▸ Problem details
Output each entry exactly; skip nothing.

==============================

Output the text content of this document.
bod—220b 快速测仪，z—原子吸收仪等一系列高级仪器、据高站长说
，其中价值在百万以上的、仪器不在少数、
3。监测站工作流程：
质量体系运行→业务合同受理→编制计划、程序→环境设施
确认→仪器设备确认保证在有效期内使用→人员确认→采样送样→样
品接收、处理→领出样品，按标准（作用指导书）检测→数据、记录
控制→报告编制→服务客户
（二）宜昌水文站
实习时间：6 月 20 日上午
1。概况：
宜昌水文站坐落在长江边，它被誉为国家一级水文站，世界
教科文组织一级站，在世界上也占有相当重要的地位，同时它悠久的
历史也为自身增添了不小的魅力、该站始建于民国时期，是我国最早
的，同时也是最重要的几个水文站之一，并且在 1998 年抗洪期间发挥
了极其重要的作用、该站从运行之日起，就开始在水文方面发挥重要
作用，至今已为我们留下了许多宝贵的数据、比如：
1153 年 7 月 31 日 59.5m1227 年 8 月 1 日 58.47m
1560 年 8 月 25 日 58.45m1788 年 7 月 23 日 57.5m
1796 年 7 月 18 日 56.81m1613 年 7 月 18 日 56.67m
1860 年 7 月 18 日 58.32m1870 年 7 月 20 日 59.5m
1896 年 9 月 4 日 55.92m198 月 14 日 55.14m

==============================

▸ Solution to the exercise
Output the text content of this document.
bod—220b 快速测仪，z—原子吸收仪等一系列高级仪器、据高站长说
，其中价值在百万以上的、仪器不在少数、
3。监测站工作流程：
质量体系运行→业务合同受理→编制计划、程序→环境设施
确认→仪器设备确认保证在有效期内使用→人员确认→采样送样→样
品接收、处理→领出样品，按标准（作用指导书）检测→数据、记录
控制→报告编制→服务客户
（二）宜昌水文站
实习时间：6 月 20 日上午
1。概况：
宜昌水文站坐落在长江边，它被誉为国家一级水文站，世界
教科文组织一级站，在世界上也占有相当重要的地位，同时它悠久的
历史也为自身增添了不小的魅力、该站始建于民国时期，是我国最早
的，同时也是最重要的几个水文站之一，并且在 1998 年抗洪期间发挥
了极其重要的作用、该站从运行之日起，就开始在水文方面发挥重要
作用，至今已为我们留下了许多宝贵的数据、比如：
1153 年 7 月 31 日 59.5m1227 年 8 月 1 日 58.47m
1560 年 8 月 25 日 58.45m1788 年 7 月 23 日 57.5m
1796 年 7 月 18 日 56.81m1613 年 7 月 18 日 56.67m
1860 年 7 月 18 日 58.32m1870 年 7 月 20 日 59.5m
1896 年 9 月 4 日 55.92m198 月 14 日 55.14m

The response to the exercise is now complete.